* What you need to do *
Write the material out again exactly.
** start Working data **
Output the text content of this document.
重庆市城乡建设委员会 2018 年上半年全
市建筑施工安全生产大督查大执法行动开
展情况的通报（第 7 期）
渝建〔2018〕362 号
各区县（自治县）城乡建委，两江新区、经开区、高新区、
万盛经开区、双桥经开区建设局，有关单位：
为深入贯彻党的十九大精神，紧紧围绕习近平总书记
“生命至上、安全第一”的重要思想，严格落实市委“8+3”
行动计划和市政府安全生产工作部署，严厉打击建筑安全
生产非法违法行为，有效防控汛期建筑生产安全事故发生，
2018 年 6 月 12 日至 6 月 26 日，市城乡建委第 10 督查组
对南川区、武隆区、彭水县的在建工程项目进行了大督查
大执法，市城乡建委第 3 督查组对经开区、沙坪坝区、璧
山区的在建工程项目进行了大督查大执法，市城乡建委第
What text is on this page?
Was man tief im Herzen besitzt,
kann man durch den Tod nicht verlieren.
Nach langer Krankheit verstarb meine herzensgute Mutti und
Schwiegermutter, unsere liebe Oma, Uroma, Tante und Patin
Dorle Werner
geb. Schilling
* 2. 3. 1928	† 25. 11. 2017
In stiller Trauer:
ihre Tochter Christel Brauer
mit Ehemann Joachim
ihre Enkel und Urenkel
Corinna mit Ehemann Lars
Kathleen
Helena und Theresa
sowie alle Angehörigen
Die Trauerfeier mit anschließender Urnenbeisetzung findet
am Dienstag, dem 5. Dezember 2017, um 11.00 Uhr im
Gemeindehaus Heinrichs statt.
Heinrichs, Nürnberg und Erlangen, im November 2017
** end Working data **
* Full answer *
Output the text content of this document.
重庆市城乡建设委员会 2018 年上半年全
市建筑施工安全生产大督查大执法行动开
展情况的通报（第 7 期）
渝建〔2018〕362 号
各区县（自治县）城乡建委，两江新区、经开区、高新区、
万盛经开区、双桥经开区建设局，有关单位：
为深入贯彻党的十九大精神，紧紧围绕习近平总书记
“生命至上、安全第一”的重要思想，严格落实市委“8+3”
行动计划和市政府安全生产工作部署，严厉打击建筑安全
生产非法违法行为，有效防控汛期建筑生产安全事故发生，
2018 年 6 月 12 日至 6 月 26 日，市城乡建委第 10 督查组
对南川区、武隆区、彭水县的在建工程项目进行了大督查
大执法，市城乡建委第 3 督查组对经开区、沙坪坝区、璧
山区的在建工程项目进行了大督查大执法，市城乡建委第
What text is on this page?
Was man tief im Herzen besitzt,
kann man durch den Tod nicht verlieren.
Nach langer Krankheit verstarb meine herzensgute Mutti und
Schwiegermutter, unsere liebe Oma, Uroma, Tante und Patin
Dorle Werner
geb. Schilling
* 2. 3. 1928	† 25. 11. 2017
In stiller Trauer:
ihre Tochter Christel Brauer
mit Ehemann Joachim
ihre Enkel und Urenkel
Corinna mit Ehemann Lars
Kathleen
Helena und Theresa
sowie alle Angehörigen
Die Trauerfeier mit anschließender Urnenbeisetzung findet
am Dienstag, dem 5. Dezember 2017, um 11.00 Uhr im
Gemeindehaus Heinrichs statt.
Heinrichs, Nürnberg und Erlangen, im November 2017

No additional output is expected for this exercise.